> **REQUIRED WORK**:
List each line in which the string "frac" appears.
--
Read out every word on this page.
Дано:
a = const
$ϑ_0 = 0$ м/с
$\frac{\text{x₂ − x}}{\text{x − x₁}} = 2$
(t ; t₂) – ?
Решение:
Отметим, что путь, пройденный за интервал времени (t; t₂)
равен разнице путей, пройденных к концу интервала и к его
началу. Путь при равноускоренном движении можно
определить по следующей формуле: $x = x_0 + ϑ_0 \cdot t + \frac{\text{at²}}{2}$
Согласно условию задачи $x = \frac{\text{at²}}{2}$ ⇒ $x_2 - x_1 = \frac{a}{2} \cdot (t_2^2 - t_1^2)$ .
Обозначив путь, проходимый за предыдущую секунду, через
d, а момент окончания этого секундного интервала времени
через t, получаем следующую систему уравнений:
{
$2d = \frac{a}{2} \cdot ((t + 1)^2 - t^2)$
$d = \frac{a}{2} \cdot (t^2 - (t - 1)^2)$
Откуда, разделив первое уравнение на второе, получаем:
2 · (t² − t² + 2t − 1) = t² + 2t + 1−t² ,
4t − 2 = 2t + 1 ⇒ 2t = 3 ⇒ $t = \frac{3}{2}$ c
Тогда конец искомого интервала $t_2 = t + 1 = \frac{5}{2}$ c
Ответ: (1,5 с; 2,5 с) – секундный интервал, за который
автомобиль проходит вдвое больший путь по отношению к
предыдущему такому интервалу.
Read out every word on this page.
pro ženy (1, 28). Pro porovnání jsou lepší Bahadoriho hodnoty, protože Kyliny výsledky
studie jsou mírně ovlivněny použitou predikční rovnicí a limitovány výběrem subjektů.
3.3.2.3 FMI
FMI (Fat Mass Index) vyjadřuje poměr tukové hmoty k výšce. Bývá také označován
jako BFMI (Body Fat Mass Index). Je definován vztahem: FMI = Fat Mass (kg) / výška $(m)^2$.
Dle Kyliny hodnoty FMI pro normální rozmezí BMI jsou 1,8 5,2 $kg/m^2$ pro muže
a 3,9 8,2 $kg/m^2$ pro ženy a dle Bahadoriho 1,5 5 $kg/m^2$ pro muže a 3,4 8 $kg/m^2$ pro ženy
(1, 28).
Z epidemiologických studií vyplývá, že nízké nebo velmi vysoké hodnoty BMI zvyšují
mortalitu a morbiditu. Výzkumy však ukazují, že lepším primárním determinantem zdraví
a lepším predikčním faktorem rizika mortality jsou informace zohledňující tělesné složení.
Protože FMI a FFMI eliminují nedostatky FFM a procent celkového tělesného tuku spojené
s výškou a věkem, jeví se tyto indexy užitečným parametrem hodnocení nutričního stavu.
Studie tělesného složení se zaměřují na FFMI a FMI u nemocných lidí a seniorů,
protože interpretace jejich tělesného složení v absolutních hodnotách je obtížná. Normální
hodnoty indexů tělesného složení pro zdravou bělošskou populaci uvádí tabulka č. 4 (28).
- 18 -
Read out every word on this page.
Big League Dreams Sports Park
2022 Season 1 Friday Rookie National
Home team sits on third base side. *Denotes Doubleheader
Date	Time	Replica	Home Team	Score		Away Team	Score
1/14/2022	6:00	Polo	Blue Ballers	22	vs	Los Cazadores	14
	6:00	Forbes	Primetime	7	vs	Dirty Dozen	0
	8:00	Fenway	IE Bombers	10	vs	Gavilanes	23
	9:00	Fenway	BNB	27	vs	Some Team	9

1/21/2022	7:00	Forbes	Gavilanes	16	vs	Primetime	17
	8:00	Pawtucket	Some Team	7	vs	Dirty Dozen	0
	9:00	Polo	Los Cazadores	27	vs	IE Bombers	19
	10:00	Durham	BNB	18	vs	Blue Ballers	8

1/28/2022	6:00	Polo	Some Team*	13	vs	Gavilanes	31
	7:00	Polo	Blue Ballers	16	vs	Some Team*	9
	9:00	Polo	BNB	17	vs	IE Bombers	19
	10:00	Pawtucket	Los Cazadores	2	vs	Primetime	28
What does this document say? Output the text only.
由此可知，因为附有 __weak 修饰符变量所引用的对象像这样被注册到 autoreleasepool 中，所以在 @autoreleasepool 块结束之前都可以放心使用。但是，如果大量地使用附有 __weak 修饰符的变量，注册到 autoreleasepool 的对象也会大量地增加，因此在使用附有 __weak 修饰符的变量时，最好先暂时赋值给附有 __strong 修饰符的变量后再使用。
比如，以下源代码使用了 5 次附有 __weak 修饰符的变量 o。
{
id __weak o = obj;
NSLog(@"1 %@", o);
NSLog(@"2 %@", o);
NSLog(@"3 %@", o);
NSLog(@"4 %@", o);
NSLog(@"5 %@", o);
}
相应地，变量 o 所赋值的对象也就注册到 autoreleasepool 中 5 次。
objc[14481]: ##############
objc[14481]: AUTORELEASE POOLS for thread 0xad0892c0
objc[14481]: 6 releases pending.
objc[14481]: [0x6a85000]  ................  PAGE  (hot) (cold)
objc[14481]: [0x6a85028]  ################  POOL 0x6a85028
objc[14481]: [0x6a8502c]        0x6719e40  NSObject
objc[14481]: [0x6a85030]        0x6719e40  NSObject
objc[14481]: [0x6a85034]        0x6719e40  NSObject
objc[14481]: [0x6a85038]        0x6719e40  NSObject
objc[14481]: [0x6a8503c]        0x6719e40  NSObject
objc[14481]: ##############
--
> **THE COMPLETED TASK**:
$\frac{\text{x₂ − x}}{\text{x − x₁}} = 2$
определить по следующей формуле: $x = x_0 + ϑ_0 \cdot t + \frac{\text{at²}}{2}$
Согласно условию задачи $x = \frac{\text{at²}}{2}$ ⇒ $x_2 - x_1 = \frac{a}{2} \cdot (t_2^2 - t_1^2)$ .
$2d = \frac{a}{2} \cdot ((t + 1)^2 - t^2)$
$d = \frac{a}{2} \cdot (t^2 - (t - 1)^2)$
4t − 2 = 2t + 1 ⇒ 2t = 3 ⇒ $t = \frac{3}{2}$ c
Тогда конец искомого интервала $t_2 = t + 1 = \frac{5}{2}$ c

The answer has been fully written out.